STATED EXERCISE: Output the lines that follow exactly as they are.

===== ENTRIES SUPPLIED

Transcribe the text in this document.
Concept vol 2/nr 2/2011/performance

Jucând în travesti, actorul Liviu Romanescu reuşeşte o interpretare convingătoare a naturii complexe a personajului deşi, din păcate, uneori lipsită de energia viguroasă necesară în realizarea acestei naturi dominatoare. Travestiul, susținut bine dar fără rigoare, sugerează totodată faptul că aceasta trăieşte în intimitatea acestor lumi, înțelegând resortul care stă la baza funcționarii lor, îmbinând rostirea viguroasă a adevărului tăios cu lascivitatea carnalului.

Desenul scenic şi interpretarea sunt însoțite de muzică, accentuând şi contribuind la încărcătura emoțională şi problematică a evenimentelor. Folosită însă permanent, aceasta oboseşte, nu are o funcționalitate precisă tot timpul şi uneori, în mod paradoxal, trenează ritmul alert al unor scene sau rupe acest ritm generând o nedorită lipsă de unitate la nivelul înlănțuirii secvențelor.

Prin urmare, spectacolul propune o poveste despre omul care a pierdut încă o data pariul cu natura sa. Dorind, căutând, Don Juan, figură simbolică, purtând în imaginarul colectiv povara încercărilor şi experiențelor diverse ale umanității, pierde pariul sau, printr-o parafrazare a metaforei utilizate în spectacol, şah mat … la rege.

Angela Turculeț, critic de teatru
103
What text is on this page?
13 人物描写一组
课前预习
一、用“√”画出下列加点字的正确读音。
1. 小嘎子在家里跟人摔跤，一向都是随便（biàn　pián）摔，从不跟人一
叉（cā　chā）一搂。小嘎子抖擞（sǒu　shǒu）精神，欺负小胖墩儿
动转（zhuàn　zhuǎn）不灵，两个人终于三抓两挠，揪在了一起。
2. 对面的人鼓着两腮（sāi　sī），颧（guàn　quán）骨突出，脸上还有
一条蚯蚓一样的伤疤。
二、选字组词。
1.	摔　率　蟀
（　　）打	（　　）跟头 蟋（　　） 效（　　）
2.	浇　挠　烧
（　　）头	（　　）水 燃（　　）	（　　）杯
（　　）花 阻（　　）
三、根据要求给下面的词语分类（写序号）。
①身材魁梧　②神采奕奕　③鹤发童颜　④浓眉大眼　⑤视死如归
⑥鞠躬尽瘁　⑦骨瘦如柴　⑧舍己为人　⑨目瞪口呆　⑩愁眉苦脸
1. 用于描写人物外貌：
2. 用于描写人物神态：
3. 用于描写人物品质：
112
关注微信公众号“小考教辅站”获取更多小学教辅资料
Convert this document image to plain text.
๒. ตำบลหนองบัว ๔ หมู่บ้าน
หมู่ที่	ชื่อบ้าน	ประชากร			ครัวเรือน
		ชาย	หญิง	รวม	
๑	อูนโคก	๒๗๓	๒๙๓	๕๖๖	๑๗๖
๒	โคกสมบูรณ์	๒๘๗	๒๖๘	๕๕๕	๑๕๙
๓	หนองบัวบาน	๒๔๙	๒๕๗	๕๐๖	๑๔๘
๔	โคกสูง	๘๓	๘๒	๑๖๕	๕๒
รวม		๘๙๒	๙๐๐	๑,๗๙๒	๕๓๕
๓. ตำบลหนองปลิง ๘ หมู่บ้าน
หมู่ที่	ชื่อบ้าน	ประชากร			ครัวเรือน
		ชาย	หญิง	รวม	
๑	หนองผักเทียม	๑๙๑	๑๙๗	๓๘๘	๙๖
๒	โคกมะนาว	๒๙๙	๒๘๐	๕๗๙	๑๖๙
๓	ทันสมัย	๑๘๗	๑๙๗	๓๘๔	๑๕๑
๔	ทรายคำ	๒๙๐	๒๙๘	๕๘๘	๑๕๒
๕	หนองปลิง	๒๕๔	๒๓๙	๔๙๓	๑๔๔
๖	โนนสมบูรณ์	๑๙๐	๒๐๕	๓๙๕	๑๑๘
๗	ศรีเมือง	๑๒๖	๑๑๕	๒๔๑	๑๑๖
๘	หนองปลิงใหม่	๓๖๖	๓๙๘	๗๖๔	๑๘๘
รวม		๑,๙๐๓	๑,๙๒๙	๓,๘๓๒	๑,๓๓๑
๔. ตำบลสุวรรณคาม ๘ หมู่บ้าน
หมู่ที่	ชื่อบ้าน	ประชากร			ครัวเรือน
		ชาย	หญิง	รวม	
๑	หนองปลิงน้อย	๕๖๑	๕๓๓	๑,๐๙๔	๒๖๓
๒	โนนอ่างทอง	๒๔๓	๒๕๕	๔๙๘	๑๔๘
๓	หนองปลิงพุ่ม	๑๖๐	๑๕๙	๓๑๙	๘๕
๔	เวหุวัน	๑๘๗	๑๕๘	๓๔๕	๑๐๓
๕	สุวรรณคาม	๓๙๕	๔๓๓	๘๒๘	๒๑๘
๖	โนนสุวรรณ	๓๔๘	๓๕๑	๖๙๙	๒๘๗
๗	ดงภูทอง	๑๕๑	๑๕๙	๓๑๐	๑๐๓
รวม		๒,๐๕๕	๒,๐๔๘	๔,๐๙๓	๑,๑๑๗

==========

FULL RESPONSE:
Transcribe the text in this document.
Concept vol 2/nr 2/2011/performance

Jucând în travesti, actorul Liviu Romanescu reuşeşte o interpretare convingătoare a naturii complexe a personajului deşi, din păcate, uneori lipsită de energia viguroasă necesară în realizarea acestei naturi dominatoare. Travestiul, susținut bine dar fără rigoare, sugerează totodată faptul că aceasta trăieşte în intimitatea acestor lumi, înțelegând resortul care stă la baza funcționarii lor, îmbinând rostirea viguroasă a adevărului tăios cu lascivitatea carnalului.

Desenul scenic şi interpretarea sunt însoțite de muzică, accentuând şi contribuind la încărcătura emoțională şi problematică a evenimentelor. Folosită însă permanent, aceasta oboseşte, nu are o funcționalitate precisă tot timpul şi uneori, în mod paradoxal, trenează ritmul alert al unor scene sau rupe acest ritm generând o nedorită lipsă de unitate la nivelul înlănțuirii secvențelor.

Prin urmare, spectacolul propune o poveste despre omul care a pierdut încă o data pariul cu natura sa. Dorind, căutând, Don Juan, figură simbolică, purtând în imaginarul colectiv povara încercărilor şi experiențelor diverse ale umanității, pierde pariul sau, printr-o parafrazare a metaforei utilizate în spectacol, şah mat … la rege.

Angela Turculeț, critic de teatru
103
What text is on this page?
13 人物描写一组
课前预习
一、用“√”画出下列加点字的正确读音。
1. 小嘎子在家里跟人摔跤，一向都是随便（biàn　pián）摔，从不跟人一
叉（cā　chā）一搂。小嘎子抖擞（sǒu　shǒu）精神，欺负小胖墩儿
动转（zhuàn　zhuǎn）不灵，两个人终于三抓两挠，揪在了一起。
2. 对面的人鼓着两腮（sāi　sī），颧（guàn　quán）骨突出，脸上还有
一条蚯蚓一样的伤疤。
二、选字组词。
1.	摔　率　蟀
（　　）打	（　　）跟头 蟋（　　） 效（　　）
2.	浇　挠　烧
（　　）头	（　　）水 燃（　　）	（　　）杯
（　　）花 阻（　　）
三、根据要求给下面的词语分类（写序号）。
①身材魁梧　②神采奕奕　③鹤发童颜　④浓眉大眼　⑤视死如归
⑥鞠躬尽瘁　⑦骨瘦如柴　⑧舍己为人　⑨目瞪口呆　⑩愁眉苦脸
1. 用于描写人物外貌：
2. 用于描写人物神态：
3. 用于描写人物品质：
112
关注微信公众号“小考教辅站”获取更多小学教辅资料
Convert this document image to plain text.
๒. ตำบลหนองบัว ๔ หมู่บ้าน
หมู่ที่	ชื่อบ้าน	ประชากร			ครัวเรือน
		ชาย	หญิง	รวม	
๑	อูนโคก	๒๗๓	๒๙๓	๕๖๖	๑๗๖
๒	โคกสมบูรณ์	๒๘๗	๒๖๘	๕๕๕	๑๕๙
๓	หนองบัวบาน	๒๔๙	๒๕๗	๕๐๖	๑๔๘
๔	โคกสูง	๘๓	๘๒	๑๖๕	๕๒
รวม		๘๙๒	๙๐๐	๑,๗๙๒	๕๓๕
๓. ตำบลหนองปลิง ๘ หมู่บ้าน
หมู่ที่	ชื่อบ้าน	ประชากร			ครัวเรือน
		ชาย	หญิง	รวม	
๑	หนองผักเทียม	๑๙๑	๑๙๗	๓๘๘	๙๖
๒	โคกมะนาว	๒๙๙	๒๘๐	๕๗๙	๑๖๙
๓	ทันสมัย	๑๘๗	๑๙๗	๓๘๔	๑๕๑
๔	ทรายคำ	๒๙๐	๒๙๘	๕๘๘	๑๕๒
๕	หนองปลิง	๒๕๔	๒๓๙	๔๙๓	๑๔๔
๖	โนนสมบูรณ์	๑๙๐	๒๐๕	๓๙๕	๑๑๘
๗	ศรีเมือง	๑๒๖	๑๑๕	๒๔๑	๑๑๖
๘	หนองปลิงใหม่	๓๖๖	๓๙๘	๗๖๔	๑๘๘
รวม		๑,๙๐๓	๑,๙๒๙	๓,๘๓๒	๑,๓๓๑
๔. ตำบลสุวรรณคาม ๘ หมู่บ้าน
หมู่ที่	ชื่อบ้าน	ประชากร			ครัวเรือน
		ชาย	หญิง	รวม	
๑	หนองปลิงน้อย	๕๖๑	๕๓๓	๑,๐๙๔	๒๖๓
๒	โนนอ่างทอง	๒๔๓	๒๕๕	๔๙๘	๑๔๘
๓	หนองปลิงพุ่ม	๑๖๐	๑๕๙	๓๑๙	๘๕
๔	เวหุวัน	๑๘๗	๑๕๘	๓๔๕	๑๐๓
๕	สุวรรณคาม	๓๙๕	๔๓๓	๘๒๘	๒๑๘
๖	โนนสุวรรณ	๓๔๘	๓๕๑	๖๙๙	๒๘๗
๗	ดงภูทอง	๑๕๑	๑๕๙	๓๑๐	๑๐๓
รวม		๒,๐๕๕	๒,๐๔๘	๔,๐๙๓	๑,๑๑๗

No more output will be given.